Exercise »
Each entry below should be written out exactly as it is, with no pictures.
### Data for this task ###
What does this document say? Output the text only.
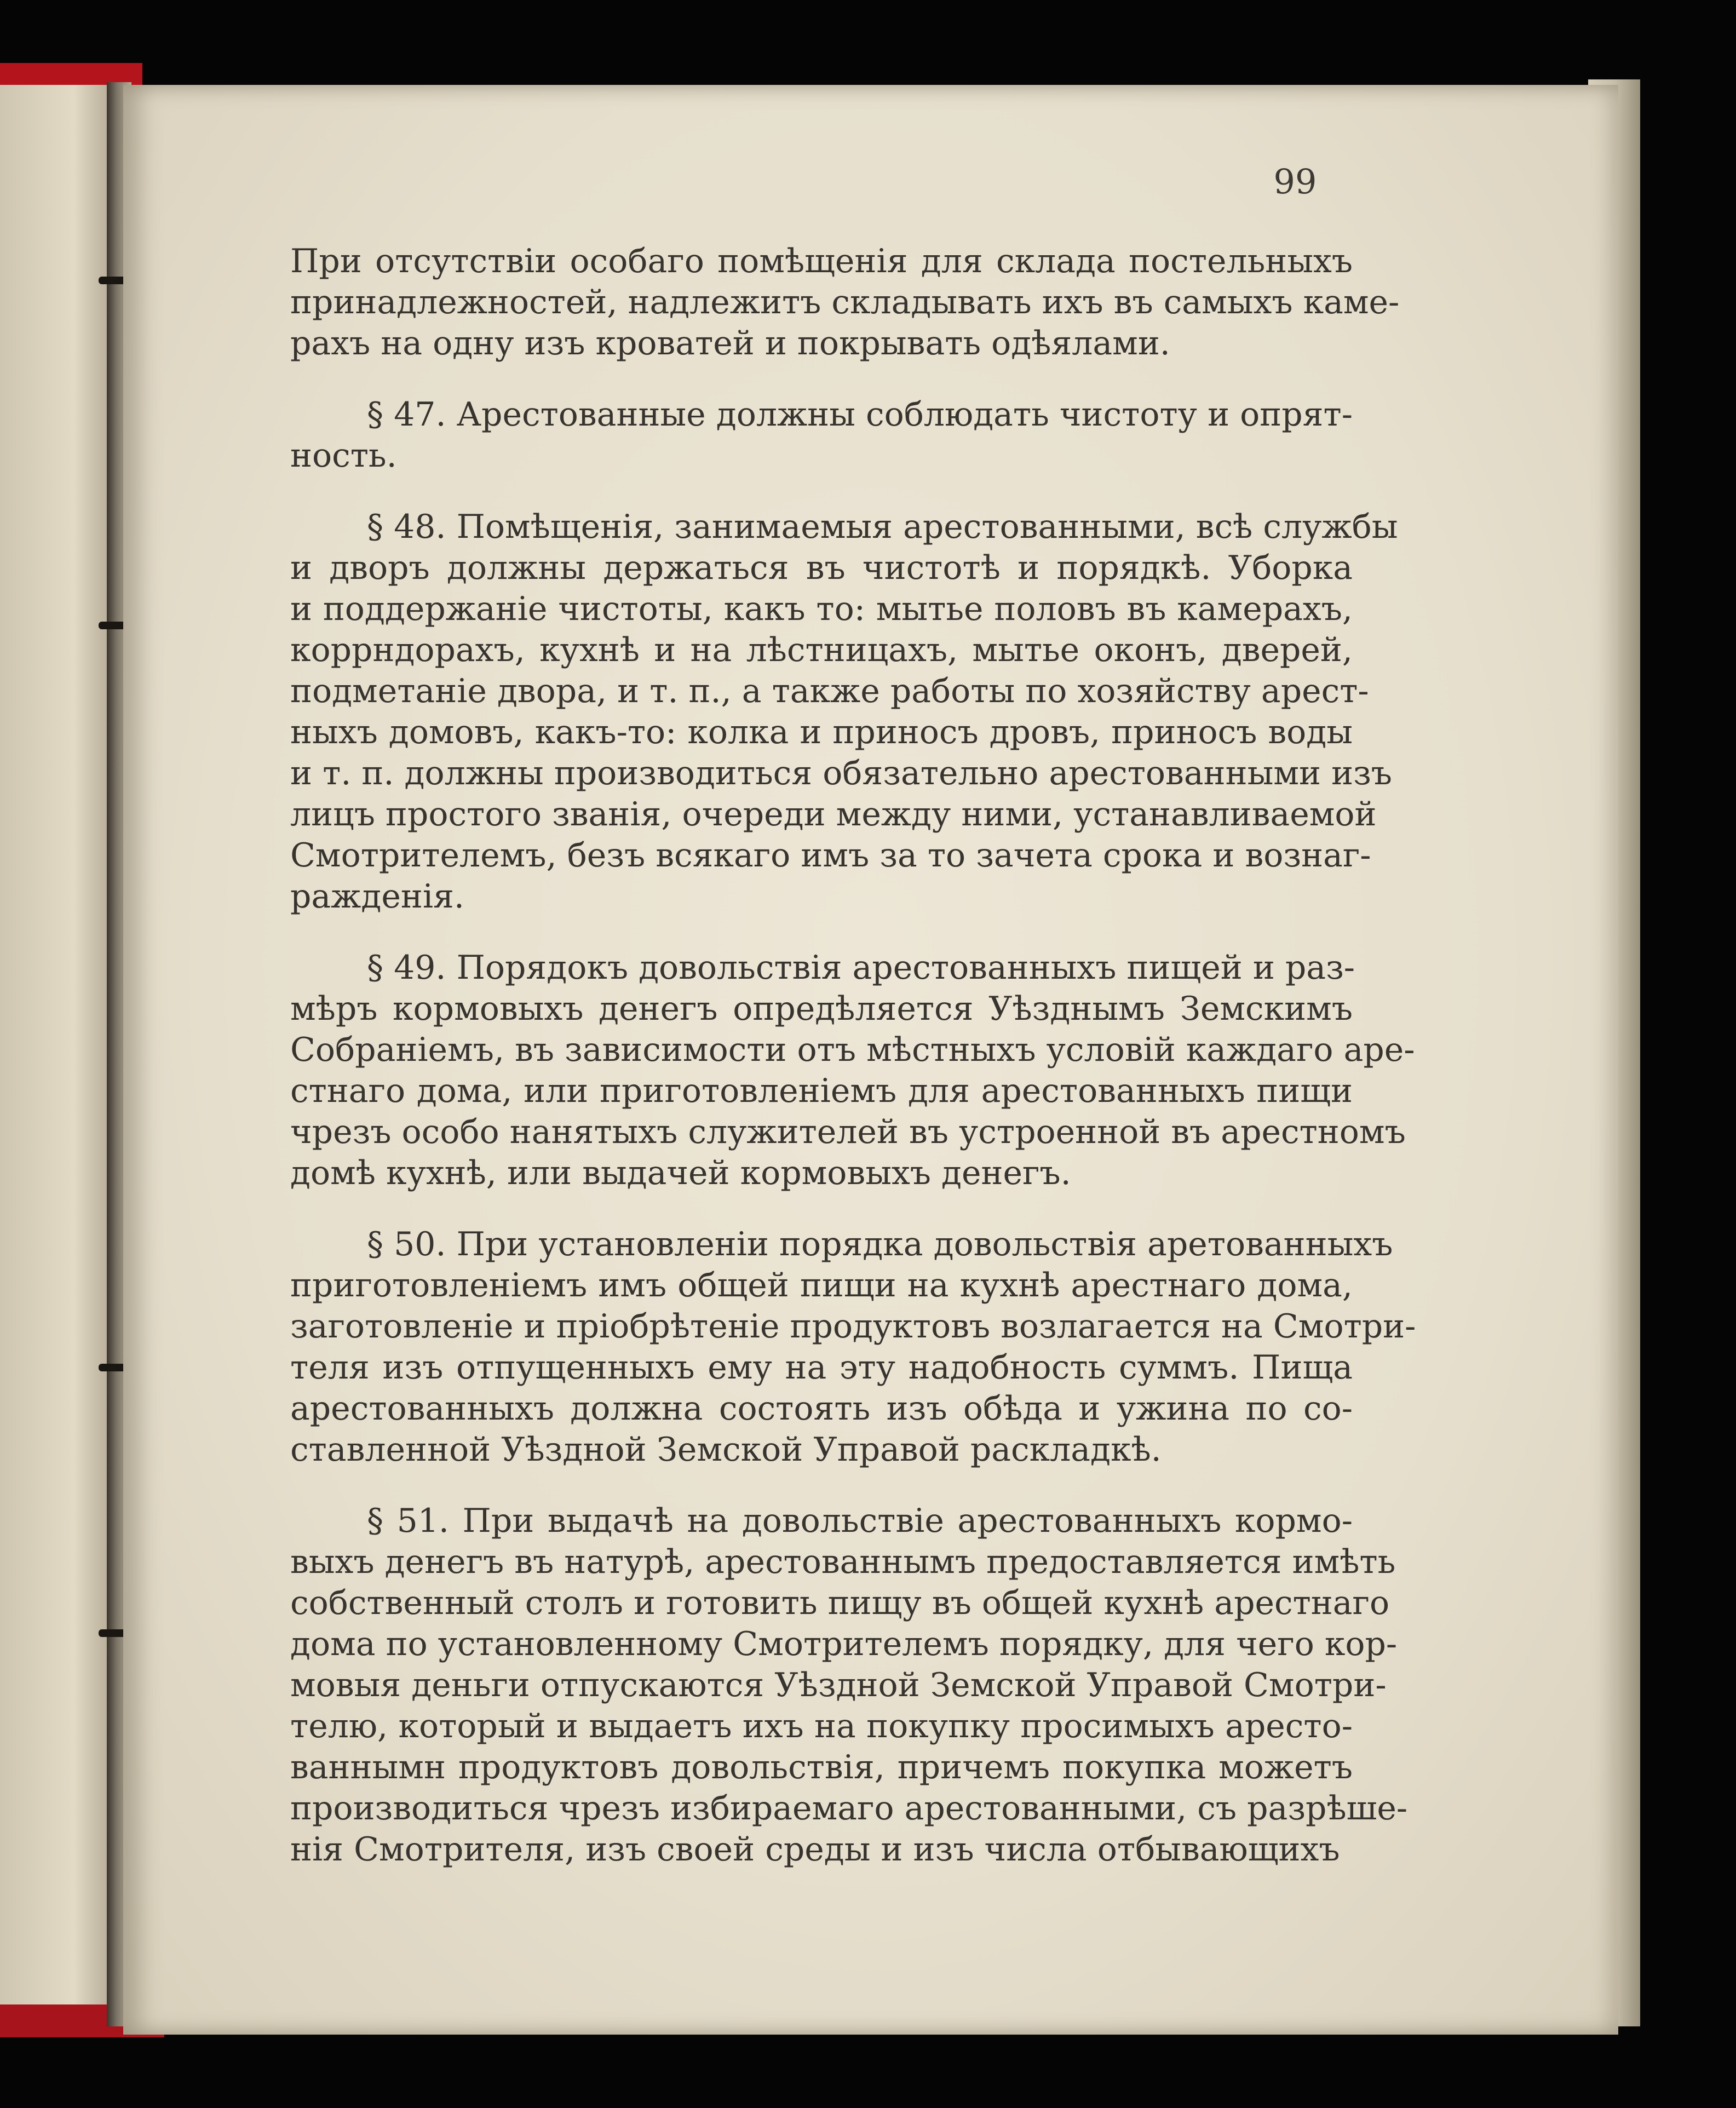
99
При отсутствіи особаго помѣщенія для склада постельныхъ
принадлежностей, надлежитъ складывать ихъ въ самыхъ каме-
рахъ на одну изъ кроватей и покрывать одѣялами.
§ 47. Арестованные должны соблюдать чистоту и опрят-
ность.
§ 48. Помѣщенія, занимаемыя арестованными, всѣ службы
и дворъ должны держаться въ чистотѣ и порядкѣ. Уборка
и поддержаніе чистоты, какъ то: мытье половъ въ камерахъ,
коррндорахъ, кухнѣ и на лѣстницахъ, мытье оконъ, дверей,
подметаніе двора, и т. п., а также работы по хозяйству арест-
ныхъ домовъ, какъ-то: колка и приносъ дровъ, приносъ воды
и т. п. должны производиться обязательно арестованными изъ
лицъ простого званія, очереди между ними, устанавливаемой
Смотрителемъ, безъ всякаго имъ за то зачета срока и вознаг-
ражденія.
§ 49. Порядокъ довольствія арестованныхъ пищей и раз-
мѣръ кормовыхъ денегъ опредѣляется Уѣзднымъ Земскимъ
Собраніемъ, въ зависимости отъ мѣстныхъ условій каждаго аре-
стнаго дома, или приготовленіемъ для арестованныхъ пищи
чрезъ особо нанятыхъ служителей въ устроенной въ арестномъ
домѣ кухнѣ, или выдачей кормовыхъ денегъ.
§ 50. При установленіи порядка довольствія аретованныхъ
приготовленіемъ имъ общей пищи на кухнѣ арестнаго дома,
заготовленіе и пріобрѣтеніе продуктовъ возлагается на Смотри-
теля изъ отпущенныхъ ему на эту надобность суммъ. Пища
арестованныхъ должна состоять изъ обѣда и ужина по со-
ставленной Уѣздной Земской Управой раскладкѣ.
§ 51. При выдачѣ на довольствіе арестованныхъ кормо-
выхъ денегъ въ натурѣ, арестованнымъ предоставляется имѣть
собственный столъ и готовить пищу въ общей кухнѣ арестнаго
дома по установленному Смотрителемъ порядку, для чего кор-
мовыя деньги отпускаются Уѣздной Земской Управой Смотри-
телю, который и выдаетъ ихъ на покупку просимыхъ аресто-
ваннымн продуктовъ довольствія, причемъ покупка можетъ
производиться чрезъ избираемаго арестованными, съ разрѣше-
нія Смотрителя, изъ своей среды и изъ числа отбывающихъ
###
Worked solution »
What does this document say? Output the text only.
99
При отсутствіи особаго помѣщенія для склада постельныхъ
принадлежностей, надлежитъ складывать ихъ въ самыхъ каме-
рахъ на одну изъ кроватей и покрывать одѣялами.
§ 47. Арестованные должны соблюдать чистоту и опрят-
ность.
§ 48. Помѣщенія, занимаемыя арестованными, всѣ службы
и дворъ должны держаться въ чистотѣ и порядкѣ. Уборка
и поддержаніе чистоты, какъ то: мытье половъ въ камерахъ,
коррндорахъ, кухнѣ и на лѣстницахъ, мытье оконъ, дверей,
подметаніе двора, и т. п., а также работы по хозяйству арест-
ныхъ домовъ, какъ-то: колка и приносъ дровъ, приносъ воды
и т. п. должны производиться обязательно арестованными изъ
лицъ простого званія, очереди между ними, устанавливаемой
Смотрителемъ, безъ всякаго имъ за то зачета срока и вознаг-
ражденія.
§ 49. Порядокъ довольствія арестованныхъ пищей и раз-
мѣръ кормовыхъ денегъ опредѣляется Уѣзднымъ Земскимъ
Собраніемъ, въ зависимости отъ мѣстныхъ условій каждаго аре-
стнаго дома, или приготовленіемъ для арестованныхъ пищи
чрезъ особо нанятыхъ служителей въ устроенной въ арестномъ
домѣ кухнѣ, или выдачей кормовыхъ денегъ.
§ 50. При установленіи порядка довольствія аретованныхъ
приготовленіемъ имъ общей пищи на кухнѣ арестнаго дома,
заготовленіе и пріобрѣтеніе продуктовъ возлагается на Смотри-
теля изъ отпущенныхъ ему на эту надобность суммъ. Пища
арестованныхъ должна состоять изъ обѣда и ужина по со-
ставленной Уѣздной Земской Управой раскладкѣ.
§ 51. При выдачѣ на довольствіе арестованныхъ кормо-
выхъ денегъ въ натурѣ, арестованнымъ предоставляется имѣть
собственный столъ и готовить пищу въ общей кухнѣ арестнаго
дома по установленному Смотрителемъ порядку, для чего кор-
мовыя деньги отпускаются Уѣздной Земской Управой Смотри-
телю, который и выдаетъ ихъ на покупку просимыхъ аресто-
ваннымн продуктовъ довольствія, причемъ покупка можетъ
производиться чрезъ избираемаго арестованными, съ разрѣше-
нія Смотрителя, изъ своей среды и изъ числа отбывающихъ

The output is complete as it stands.